#### [EXERCISE PROMPT]
Copy each line of the records that holds the string "phase".

>> START

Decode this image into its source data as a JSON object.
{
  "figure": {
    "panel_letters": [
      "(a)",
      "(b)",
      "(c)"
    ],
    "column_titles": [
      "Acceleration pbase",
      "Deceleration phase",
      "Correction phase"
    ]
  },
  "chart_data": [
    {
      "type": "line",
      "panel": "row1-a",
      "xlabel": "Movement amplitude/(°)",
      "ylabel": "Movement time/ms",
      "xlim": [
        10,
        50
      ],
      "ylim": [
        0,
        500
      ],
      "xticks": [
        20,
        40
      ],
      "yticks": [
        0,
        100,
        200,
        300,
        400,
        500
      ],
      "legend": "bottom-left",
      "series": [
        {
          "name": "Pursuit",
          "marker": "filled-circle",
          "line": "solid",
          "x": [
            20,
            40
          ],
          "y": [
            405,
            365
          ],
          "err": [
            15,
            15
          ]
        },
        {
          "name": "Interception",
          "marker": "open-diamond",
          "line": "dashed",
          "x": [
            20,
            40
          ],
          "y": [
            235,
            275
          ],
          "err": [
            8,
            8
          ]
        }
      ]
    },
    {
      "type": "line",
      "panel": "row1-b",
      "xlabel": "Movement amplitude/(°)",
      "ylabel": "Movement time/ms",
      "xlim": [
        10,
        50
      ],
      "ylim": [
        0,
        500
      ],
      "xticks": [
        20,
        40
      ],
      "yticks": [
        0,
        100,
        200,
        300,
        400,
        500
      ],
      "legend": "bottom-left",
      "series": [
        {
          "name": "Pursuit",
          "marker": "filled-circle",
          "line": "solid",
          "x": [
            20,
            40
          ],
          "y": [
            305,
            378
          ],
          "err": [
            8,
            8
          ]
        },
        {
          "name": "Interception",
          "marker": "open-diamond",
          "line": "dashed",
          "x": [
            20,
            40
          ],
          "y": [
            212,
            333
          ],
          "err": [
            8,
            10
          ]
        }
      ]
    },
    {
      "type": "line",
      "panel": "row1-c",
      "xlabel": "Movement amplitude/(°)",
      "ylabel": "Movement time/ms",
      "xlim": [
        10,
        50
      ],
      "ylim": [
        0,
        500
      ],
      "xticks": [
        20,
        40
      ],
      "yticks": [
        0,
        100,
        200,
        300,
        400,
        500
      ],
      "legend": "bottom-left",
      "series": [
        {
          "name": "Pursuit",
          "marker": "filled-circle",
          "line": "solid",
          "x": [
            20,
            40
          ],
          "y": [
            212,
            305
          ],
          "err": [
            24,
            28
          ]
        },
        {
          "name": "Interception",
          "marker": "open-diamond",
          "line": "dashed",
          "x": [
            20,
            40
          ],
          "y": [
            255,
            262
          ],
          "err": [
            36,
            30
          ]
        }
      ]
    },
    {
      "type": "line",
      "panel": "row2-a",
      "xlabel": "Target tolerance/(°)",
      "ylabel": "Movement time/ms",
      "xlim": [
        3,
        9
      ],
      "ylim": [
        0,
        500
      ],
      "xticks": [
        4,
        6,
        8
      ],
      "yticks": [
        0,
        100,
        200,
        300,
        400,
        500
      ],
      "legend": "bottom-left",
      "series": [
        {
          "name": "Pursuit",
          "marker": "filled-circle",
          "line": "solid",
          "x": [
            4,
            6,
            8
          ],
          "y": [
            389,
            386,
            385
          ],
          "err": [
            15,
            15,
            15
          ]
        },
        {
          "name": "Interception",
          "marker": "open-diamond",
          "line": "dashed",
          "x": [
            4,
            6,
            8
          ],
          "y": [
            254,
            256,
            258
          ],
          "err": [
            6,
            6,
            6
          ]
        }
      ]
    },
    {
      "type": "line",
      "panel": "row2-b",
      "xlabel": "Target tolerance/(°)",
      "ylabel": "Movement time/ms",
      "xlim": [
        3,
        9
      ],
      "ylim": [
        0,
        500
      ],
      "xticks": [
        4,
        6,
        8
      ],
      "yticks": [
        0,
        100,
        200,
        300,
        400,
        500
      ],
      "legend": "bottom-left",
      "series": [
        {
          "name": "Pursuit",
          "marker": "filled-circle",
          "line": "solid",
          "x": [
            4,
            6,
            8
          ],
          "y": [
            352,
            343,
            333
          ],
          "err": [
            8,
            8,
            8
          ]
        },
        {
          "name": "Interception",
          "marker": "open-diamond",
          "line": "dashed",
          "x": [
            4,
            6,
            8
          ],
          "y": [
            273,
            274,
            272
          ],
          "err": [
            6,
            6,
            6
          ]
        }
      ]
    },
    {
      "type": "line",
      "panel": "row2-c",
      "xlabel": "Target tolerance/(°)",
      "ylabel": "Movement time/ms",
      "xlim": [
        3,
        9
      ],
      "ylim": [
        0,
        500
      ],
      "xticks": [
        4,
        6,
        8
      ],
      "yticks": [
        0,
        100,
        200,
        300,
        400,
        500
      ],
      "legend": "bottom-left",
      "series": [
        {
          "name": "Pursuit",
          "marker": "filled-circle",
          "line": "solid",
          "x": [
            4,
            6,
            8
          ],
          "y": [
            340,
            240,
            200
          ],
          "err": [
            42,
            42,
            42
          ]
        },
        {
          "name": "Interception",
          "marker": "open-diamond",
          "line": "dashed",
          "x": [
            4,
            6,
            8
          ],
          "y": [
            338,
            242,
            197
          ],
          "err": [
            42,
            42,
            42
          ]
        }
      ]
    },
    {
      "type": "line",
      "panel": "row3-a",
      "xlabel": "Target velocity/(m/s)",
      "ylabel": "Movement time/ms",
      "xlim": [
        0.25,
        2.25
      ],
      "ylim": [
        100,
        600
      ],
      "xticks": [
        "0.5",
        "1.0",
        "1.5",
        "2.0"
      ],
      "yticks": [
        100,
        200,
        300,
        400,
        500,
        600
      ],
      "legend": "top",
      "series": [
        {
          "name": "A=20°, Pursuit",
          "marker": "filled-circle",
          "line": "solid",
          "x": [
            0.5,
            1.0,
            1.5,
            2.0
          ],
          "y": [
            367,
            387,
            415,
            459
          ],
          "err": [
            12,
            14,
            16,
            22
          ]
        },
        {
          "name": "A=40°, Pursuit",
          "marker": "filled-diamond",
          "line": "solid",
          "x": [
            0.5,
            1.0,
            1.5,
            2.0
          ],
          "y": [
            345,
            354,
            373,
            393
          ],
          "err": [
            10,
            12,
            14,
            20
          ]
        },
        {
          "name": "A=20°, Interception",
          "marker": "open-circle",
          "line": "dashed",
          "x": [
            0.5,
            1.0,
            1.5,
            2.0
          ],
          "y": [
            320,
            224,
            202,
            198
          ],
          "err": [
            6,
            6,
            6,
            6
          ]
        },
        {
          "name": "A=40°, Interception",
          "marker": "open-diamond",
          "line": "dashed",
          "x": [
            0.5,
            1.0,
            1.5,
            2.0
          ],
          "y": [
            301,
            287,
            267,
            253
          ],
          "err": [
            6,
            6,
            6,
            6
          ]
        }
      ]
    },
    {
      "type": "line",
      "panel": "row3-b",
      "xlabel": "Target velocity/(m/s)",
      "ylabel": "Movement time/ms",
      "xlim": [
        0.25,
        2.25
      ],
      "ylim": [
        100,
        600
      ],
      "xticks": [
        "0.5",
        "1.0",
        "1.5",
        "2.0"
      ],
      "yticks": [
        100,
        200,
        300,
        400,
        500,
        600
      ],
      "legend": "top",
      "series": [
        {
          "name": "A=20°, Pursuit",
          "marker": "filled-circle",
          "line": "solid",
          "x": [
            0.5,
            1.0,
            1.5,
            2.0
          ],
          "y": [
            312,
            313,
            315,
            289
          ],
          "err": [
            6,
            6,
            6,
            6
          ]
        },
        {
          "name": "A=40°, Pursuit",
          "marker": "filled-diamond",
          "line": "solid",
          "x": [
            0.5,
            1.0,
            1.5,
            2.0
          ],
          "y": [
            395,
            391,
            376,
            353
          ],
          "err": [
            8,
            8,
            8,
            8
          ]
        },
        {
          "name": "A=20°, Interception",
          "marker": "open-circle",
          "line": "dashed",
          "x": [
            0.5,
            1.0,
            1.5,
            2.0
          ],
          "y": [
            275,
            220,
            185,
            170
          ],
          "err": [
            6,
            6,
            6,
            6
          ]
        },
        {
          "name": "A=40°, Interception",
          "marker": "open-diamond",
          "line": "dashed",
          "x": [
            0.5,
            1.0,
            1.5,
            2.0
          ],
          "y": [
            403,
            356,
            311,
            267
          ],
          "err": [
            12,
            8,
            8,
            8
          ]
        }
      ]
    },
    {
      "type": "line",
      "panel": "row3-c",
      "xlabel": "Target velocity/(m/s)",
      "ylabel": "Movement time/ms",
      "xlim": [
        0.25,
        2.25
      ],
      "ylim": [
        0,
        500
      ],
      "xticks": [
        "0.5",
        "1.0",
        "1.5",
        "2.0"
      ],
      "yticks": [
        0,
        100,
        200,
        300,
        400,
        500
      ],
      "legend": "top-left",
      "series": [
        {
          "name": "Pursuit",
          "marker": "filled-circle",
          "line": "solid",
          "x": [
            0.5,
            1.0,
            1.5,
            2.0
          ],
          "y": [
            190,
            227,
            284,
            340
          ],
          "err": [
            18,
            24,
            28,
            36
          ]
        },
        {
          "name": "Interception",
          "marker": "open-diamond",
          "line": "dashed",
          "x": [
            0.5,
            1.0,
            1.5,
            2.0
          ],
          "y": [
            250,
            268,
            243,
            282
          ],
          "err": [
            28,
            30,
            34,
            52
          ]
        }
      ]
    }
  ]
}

>> END

#### [EXERCISE RESPONSE]
      "Deceleration phase",
      "Correction phase"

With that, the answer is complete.